WORK REQUIRED → Check every line below for the word "reaches" and copy the ones that have it.

-=-=-=-=-

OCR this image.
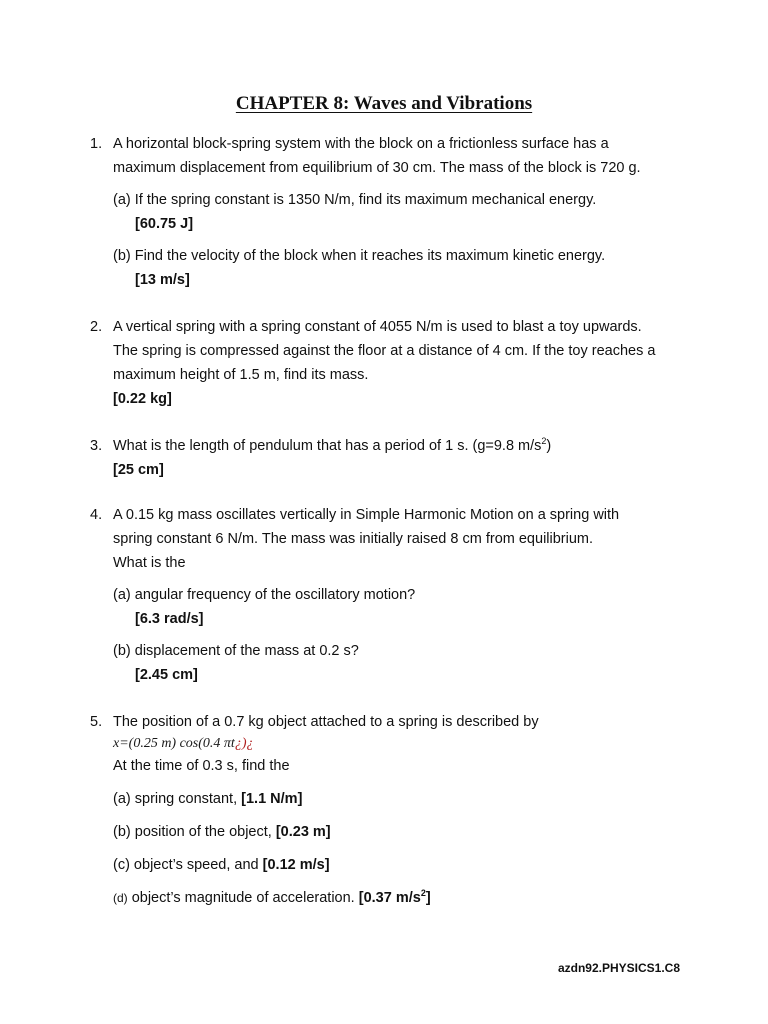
CHAPTER 8: Waves and Vibrations
1. A horizontal block-spring system with the block on a frictionless surface has a
maximum displacement from equilibrium of 30 cm. The mass of the block is 720 g.
(a) If the spring constant is 1350 N/m, find its maximum mechanical energy.
[60.75 J]
(b) Find the velocity of the block when it reaches its maximum kinetic energy.
[13 m/s]
2. A vertical spring with a spring constant of 4055 N/m is used to blast a toy upwards.
The spring is compressed against the floor at a distance of 4 cm. If the toy reaches a
maximum height of 1.5 m, find its mass.
[0.22 kg]
3. What is the length of pendulum that has a period of 1 s. (g=9.8 $m/s^2$)
[25 cm]
4. A 0.15 kg mass oscillates vertically in Simple Harmonic Motion on a spring with
spring constant 6 N/m. The mass was initially raised 8 cm from equilibrium.
What is the
(a) angular frequency of the oscillatory motion?
[6.3 rad/s]
(b) displacement of the mass at 0.2 s?
[2.45 cm]
5. The position of a 0.7 kg object attached to a spring is described by
x=(0.25 m) cos(0.4 πt¿)¿
At the time of 0.3 s, find the
(a) spring constant, [1.1 N/m]
(b) position of the object, [0.23 m]
(c) object’s speed, and [0.12 m/s]
(d) object’s magnitude of acceleration. [0.37 $m/s^2$]
azdn92.PHYSICS1.C8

-=-=-=-=-

FINISHED EXERCISE →
(b) Find the velocity of the block when it reaches its maximum kinetic energy.
The spring is compressed against the floor at a distance of 4 cm. If the toy reaches a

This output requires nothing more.